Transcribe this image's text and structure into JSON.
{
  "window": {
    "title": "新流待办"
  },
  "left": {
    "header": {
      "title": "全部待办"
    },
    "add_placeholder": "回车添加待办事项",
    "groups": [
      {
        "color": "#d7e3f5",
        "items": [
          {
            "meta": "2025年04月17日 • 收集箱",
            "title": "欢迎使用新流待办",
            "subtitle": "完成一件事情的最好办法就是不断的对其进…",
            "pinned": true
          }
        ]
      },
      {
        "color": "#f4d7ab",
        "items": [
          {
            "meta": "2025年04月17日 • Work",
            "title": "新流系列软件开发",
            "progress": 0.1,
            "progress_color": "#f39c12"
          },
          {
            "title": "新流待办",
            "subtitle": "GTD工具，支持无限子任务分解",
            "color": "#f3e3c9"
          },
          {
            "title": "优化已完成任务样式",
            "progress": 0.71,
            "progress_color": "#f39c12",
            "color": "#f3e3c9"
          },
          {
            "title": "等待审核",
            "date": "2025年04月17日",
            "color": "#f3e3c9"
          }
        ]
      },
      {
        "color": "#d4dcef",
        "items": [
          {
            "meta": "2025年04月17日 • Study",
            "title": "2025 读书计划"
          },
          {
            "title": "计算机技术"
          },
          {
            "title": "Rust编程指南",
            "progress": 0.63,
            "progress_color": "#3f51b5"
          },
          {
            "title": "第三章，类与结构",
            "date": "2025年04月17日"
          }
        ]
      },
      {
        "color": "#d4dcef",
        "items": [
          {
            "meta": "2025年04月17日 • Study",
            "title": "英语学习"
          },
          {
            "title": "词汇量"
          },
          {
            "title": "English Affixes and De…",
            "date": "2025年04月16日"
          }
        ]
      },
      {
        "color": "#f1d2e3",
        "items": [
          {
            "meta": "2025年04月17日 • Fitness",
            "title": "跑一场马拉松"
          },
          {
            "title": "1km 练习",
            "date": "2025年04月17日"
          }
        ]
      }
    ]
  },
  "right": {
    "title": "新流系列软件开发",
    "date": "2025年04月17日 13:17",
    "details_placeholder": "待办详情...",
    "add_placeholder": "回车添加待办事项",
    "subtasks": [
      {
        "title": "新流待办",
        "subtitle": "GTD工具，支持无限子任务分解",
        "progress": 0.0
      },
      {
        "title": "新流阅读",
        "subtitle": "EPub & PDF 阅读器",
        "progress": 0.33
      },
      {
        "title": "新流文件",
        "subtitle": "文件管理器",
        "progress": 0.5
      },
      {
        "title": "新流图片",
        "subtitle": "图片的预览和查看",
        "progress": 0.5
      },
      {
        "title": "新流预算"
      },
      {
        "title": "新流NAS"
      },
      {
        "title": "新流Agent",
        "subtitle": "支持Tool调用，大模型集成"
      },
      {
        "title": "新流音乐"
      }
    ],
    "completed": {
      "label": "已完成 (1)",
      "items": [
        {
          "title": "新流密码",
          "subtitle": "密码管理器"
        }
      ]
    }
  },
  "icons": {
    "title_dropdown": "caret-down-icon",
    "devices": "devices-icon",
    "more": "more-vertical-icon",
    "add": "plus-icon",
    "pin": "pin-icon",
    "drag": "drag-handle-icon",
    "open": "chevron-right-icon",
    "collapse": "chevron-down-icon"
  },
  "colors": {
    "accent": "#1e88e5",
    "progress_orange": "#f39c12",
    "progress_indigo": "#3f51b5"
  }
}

▶ _EXERCISE PROMPT_: Count how many lines of the listing above include "date" and report that number alone.

▶ _ANSWER TO THIS EXERCISE_: 5